Dataset items:
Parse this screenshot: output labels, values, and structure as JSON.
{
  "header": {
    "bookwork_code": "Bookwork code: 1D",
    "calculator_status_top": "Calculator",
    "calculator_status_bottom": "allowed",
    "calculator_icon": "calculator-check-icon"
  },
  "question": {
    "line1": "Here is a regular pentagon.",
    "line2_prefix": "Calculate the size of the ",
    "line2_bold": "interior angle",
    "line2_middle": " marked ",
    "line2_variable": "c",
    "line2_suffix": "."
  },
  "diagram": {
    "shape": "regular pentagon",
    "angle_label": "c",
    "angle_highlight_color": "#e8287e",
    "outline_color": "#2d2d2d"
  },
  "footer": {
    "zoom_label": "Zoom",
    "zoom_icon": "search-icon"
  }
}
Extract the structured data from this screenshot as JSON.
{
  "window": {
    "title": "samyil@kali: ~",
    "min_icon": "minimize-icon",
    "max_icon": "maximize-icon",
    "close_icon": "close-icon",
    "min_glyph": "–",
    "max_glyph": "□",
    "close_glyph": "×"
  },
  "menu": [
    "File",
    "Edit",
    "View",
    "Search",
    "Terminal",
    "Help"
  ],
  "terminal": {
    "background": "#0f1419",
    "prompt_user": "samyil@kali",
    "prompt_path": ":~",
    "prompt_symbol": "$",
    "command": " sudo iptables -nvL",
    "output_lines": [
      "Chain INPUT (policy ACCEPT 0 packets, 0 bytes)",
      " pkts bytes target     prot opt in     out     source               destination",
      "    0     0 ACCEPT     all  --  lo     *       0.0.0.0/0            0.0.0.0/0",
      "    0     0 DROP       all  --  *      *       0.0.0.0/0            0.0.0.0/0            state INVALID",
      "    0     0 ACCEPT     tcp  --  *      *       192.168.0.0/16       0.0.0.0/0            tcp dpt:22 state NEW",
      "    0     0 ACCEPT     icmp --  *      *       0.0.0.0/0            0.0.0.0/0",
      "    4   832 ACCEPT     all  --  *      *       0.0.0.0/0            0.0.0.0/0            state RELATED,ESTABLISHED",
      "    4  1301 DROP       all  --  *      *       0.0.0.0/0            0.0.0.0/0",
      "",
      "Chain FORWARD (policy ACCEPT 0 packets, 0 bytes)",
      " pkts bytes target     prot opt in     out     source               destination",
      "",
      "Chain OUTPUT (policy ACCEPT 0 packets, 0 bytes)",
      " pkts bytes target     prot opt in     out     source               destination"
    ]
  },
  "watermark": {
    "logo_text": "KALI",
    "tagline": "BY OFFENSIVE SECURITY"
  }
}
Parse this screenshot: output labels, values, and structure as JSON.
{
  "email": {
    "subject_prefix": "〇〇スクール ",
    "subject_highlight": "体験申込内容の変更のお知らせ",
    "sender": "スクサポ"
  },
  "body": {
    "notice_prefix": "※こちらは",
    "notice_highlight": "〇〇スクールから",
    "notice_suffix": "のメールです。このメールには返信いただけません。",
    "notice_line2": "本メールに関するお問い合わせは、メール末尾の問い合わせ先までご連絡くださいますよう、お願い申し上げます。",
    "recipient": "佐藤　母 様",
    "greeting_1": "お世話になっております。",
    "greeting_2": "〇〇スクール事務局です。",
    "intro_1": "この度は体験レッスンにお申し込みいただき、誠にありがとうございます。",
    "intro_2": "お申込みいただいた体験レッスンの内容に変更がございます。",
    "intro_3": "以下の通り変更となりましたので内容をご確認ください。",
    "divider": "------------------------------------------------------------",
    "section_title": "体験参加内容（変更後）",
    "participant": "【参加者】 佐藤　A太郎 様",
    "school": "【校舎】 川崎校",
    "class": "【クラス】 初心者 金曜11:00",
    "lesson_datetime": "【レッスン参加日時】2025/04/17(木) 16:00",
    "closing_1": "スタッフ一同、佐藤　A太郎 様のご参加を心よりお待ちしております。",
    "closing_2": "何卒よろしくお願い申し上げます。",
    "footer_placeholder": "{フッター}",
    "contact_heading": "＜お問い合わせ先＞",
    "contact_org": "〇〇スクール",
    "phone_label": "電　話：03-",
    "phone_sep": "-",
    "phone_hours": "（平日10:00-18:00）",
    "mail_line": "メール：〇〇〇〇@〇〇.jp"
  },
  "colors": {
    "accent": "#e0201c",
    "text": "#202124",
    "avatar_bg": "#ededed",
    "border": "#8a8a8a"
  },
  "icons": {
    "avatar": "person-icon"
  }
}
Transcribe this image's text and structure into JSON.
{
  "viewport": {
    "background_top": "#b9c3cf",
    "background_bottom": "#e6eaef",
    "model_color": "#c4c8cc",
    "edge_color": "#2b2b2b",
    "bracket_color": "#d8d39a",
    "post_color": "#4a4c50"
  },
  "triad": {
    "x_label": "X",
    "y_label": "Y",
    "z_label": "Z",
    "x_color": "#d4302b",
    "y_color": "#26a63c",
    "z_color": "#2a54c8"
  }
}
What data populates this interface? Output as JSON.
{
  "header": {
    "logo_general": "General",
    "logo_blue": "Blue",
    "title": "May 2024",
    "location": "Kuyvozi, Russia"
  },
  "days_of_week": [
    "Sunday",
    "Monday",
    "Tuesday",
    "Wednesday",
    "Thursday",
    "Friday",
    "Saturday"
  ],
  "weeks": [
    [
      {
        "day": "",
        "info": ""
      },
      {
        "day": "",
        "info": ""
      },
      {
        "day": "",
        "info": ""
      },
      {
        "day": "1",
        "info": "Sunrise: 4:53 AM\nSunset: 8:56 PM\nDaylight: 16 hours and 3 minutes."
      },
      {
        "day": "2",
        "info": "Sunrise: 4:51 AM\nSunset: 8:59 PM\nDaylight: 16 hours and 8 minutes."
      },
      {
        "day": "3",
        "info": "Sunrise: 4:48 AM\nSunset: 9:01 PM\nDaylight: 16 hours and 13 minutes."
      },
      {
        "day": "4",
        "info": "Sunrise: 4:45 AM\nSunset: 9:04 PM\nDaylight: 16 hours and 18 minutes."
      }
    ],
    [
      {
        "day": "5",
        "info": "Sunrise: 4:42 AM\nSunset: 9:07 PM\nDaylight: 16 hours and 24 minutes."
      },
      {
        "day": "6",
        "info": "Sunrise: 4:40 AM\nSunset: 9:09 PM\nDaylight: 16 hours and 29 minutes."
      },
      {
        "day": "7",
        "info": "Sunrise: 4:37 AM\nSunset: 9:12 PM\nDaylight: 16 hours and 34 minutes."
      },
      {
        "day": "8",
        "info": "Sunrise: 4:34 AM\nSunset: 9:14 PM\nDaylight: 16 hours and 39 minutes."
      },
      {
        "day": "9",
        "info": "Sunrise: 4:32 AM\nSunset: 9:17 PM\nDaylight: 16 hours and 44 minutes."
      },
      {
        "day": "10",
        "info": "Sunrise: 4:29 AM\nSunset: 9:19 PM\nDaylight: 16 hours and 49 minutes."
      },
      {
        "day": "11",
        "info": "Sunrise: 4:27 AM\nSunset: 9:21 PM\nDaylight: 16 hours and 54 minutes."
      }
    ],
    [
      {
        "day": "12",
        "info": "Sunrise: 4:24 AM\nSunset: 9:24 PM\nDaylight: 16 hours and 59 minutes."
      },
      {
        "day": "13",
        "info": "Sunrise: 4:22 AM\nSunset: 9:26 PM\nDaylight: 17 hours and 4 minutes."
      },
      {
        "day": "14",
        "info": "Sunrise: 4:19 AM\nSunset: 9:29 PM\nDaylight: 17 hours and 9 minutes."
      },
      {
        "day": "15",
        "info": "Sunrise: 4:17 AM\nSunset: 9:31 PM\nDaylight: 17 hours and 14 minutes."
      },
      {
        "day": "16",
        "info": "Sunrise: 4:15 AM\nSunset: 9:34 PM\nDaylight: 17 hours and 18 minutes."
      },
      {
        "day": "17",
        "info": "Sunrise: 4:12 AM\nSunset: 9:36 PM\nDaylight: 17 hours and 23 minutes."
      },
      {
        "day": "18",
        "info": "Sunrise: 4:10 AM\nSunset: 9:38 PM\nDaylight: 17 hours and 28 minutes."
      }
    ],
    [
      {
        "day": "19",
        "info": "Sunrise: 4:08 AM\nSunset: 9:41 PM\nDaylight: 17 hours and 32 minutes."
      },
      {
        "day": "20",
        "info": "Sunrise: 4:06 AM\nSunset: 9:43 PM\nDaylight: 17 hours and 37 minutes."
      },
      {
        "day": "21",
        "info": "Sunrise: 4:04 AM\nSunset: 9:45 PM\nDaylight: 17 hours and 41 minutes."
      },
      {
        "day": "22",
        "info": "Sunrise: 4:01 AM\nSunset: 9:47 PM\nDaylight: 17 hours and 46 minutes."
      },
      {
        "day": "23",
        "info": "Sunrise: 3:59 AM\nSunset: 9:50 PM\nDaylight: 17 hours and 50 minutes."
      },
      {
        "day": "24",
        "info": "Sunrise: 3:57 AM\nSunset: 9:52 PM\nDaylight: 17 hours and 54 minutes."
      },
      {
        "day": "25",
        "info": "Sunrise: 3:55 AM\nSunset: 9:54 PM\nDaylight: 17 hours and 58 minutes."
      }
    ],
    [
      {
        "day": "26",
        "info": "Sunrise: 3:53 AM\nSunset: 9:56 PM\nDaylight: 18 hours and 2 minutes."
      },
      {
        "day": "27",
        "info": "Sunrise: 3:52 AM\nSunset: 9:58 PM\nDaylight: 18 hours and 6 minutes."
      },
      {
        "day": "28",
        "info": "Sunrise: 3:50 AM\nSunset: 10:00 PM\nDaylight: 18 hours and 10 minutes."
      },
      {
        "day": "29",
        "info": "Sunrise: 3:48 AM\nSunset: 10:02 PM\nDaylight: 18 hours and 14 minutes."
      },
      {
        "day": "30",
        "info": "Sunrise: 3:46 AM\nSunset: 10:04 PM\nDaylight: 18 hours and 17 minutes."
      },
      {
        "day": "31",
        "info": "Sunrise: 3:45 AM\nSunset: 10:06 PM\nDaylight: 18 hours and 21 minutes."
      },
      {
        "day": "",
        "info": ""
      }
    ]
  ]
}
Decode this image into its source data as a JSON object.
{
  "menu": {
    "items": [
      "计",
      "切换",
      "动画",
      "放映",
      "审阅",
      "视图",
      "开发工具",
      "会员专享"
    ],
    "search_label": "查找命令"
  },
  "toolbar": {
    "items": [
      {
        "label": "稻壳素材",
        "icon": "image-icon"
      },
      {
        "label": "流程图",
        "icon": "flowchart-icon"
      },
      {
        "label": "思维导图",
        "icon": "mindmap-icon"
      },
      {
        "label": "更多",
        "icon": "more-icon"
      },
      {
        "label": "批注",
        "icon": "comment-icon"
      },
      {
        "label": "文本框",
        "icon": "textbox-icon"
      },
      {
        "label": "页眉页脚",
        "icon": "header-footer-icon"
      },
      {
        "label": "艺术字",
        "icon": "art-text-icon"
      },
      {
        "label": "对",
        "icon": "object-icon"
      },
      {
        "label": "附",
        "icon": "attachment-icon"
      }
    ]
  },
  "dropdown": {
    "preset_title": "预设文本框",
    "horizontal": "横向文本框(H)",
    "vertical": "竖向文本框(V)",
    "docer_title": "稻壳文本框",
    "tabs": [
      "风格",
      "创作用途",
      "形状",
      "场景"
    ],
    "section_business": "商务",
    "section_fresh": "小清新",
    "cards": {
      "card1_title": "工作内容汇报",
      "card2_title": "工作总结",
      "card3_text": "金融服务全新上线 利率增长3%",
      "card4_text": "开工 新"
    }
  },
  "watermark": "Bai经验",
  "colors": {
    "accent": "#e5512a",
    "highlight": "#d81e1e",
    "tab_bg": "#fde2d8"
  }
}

> Task instructions: Respond with the number of lines containing "packets" and no additional words.

> Result of the task: 3